• Provided text:
Curtis High School, operated by the New York City Department of Education, is one of seven public high schools located in Staten Island, New York City, New York. It was founded on February 9, 1904, the first high school on Staten Island.

History
Curtis High School is named after nationally prominent Republican writer and orator George W. Curtis, who lived nearby. The school was the first public building built following the consolidation of Greater New York. It was part of a plan to erect a major high school in each of the outlying boroughs, with Erasmus Hall High School in Brooklyn, Morris High School in the Bronx, and Flushing High School in Queens being the other three. It was designed by the architect C. B. J. Snyder. The cornerstone was laid in 1902, it was completed and opened 1904. The original building of brick and limestone is dominated by a large square turreted tower inspired by English medieval models. The first principal was Columbia graduate Oliver Durfee Clark, who served 1904 to 1906. The second principal (1906–1912) was Harry Freeman Towle, a graduate of Dartmouth College. Additions were made to the building in 1922, 1925 and 1937. John M Avent (Columbia Graduate, author) was principal from 1924 to the late 1940s. Curtis was designated a New York City Landmark on October 12, 1982. The gym and cafeteria wings were added at a later date as additions to the original building's neo-Gothic architecture.

Academics
Curtis offers an International Baccalaureate Scholarship Honors program with accelerated curriculum and Advanced Placement courses, and courses include nursing, NJROTC, performing arts, visual arts, business/computer institute, CoOp, human and legal studies, journalism institute and school for international services.

Extracurricular activities
Curtis offers a robotics team, National Honor Society, chess club, Key Club, black and Hispanic awareness clubs, film club, Moot Court, the Curtis Players, jazz band, orchestra, dance, symphonic band, the Curtis Log (newspaper), Crosswinds (yearbook), math team, criminal law and justice mentoring program, peer mediation and conflict resolution programs.

Sports 
Curtis fields over thirty varsity teams, including a swimming team, as well as golf, bowling, volleyball, soccer, basketball, wrestling baseball/softball, tennis, track/cross country, gymnastics, lacrosse and football teams. In addition, Curtis club teams include boys' varsity and junior varsity, and girls' varsity Ultimate teams. The Curtis High School Track was named after Abel Kiviat and the Baseball Field was renamed Bobby Thomson Field in 2007

Enrollment
Curtis has a total enrollment of about 3,006 and is open to residents of New York City entering either ninth or tenth grade. Enrollment requirements vary depending on which of the ten "houses" the student is going to be enrolled. There are zoned programs where enrollment is based mostly on geography, with Staten Island residents having priority over all other boroughs. Within Staten Island, geographical areas closer to the school have priority over all other areas of Staten Island. Most other programs rely either on the prospective student's grades and city standardized tests or specialized enrollment tests.

• Exercises:
A) Reproduce the part of the Curtis High School text that opens with the words containing "Extracurricular activities" and closes with "conflict resolution programs.".
B) Answer these questions from the Curtis High School text:
(i) On what date was Curtis designated a New York City Landmark?
(ii) What is the name of the school's newspaper?
(iii) What was the baseball field renamed in 2007?

• Data records:
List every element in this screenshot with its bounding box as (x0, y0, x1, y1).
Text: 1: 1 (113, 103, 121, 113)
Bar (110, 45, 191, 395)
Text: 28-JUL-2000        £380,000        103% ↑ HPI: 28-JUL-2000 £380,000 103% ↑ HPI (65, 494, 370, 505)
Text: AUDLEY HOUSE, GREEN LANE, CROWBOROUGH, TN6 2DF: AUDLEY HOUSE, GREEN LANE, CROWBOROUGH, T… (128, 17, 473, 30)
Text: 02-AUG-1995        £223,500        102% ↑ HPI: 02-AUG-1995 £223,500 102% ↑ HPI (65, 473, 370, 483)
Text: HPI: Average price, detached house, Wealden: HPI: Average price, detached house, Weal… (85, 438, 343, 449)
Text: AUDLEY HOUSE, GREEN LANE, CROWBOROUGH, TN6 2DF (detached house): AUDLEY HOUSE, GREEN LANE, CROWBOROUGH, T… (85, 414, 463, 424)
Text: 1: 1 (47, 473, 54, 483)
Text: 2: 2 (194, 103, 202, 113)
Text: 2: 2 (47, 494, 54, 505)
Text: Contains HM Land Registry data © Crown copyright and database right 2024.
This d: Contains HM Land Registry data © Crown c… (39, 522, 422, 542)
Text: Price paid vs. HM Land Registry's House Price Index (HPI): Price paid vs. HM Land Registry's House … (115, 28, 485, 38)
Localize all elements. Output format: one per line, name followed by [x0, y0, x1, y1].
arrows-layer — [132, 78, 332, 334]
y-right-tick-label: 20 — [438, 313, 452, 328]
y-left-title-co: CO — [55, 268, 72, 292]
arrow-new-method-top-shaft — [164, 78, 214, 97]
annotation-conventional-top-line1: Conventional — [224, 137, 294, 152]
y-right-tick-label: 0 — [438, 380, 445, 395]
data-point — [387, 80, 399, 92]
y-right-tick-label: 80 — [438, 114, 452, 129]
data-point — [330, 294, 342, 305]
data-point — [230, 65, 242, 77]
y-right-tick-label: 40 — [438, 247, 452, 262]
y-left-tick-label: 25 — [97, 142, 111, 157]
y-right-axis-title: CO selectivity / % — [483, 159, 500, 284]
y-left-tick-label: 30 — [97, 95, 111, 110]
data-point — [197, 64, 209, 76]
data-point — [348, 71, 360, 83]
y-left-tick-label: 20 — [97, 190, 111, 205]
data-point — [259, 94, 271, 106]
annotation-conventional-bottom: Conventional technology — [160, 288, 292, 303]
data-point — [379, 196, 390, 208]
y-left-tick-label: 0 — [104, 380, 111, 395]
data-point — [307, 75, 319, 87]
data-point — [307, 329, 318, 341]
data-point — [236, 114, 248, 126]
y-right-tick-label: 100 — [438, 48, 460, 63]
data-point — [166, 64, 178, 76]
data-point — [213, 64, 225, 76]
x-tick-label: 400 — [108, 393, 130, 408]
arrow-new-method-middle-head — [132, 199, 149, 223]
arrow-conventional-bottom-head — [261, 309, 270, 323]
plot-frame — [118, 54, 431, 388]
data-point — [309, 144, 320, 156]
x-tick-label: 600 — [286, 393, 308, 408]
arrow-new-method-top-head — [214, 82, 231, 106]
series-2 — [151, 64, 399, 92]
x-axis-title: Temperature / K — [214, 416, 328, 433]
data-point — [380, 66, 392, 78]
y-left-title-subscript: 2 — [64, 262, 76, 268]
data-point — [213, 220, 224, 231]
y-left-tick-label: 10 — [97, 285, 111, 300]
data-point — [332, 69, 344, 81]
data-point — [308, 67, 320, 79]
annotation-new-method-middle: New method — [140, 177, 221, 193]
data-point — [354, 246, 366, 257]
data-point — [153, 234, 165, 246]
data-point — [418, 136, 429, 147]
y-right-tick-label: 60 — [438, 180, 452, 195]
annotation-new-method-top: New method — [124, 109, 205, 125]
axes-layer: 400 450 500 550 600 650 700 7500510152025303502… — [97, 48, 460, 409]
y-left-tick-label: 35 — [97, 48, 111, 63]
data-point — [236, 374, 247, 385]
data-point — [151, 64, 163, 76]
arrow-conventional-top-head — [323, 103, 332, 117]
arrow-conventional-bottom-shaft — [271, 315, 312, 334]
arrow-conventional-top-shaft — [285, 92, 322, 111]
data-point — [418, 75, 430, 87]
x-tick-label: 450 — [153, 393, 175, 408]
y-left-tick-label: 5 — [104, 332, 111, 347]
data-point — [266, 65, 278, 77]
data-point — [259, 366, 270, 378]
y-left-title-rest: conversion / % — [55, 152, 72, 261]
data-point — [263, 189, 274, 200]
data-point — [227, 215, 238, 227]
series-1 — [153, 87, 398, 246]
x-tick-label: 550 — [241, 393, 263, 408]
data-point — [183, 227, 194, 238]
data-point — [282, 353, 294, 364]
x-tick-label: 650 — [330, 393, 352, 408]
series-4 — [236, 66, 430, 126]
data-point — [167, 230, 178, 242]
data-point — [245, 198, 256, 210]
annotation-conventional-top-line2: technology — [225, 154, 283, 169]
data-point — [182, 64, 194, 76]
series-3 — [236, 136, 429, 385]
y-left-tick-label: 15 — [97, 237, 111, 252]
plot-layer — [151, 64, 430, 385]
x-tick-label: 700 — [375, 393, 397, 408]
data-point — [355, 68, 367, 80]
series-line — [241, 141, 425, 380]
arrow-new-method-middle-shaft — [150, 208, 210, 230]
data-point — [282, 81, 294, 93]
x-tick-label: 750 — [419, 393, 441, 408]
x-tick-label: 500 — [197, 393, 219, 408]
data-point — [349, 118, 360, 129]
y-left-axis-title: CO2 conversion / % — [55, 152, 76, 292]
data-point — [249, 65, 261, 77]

• Answers to the exercises:
A)
Extracurricular activities
Curtis offers a robotics team, National Honor Society, chess club, Key Club, black and Hispanic awareness clubs, film club, Moot Court, the Curtis Players, jazz band, orchestra, dance, symphonic band, the Curtis Log (newspaper), Crosswinds (yearbook), math team, criminal law and justice mentoring program, peer mediation and conflict resolution programs.

B)
(i) October 12, 1982
(ii) The Curtis Log
(iii) Bobby Thomson Field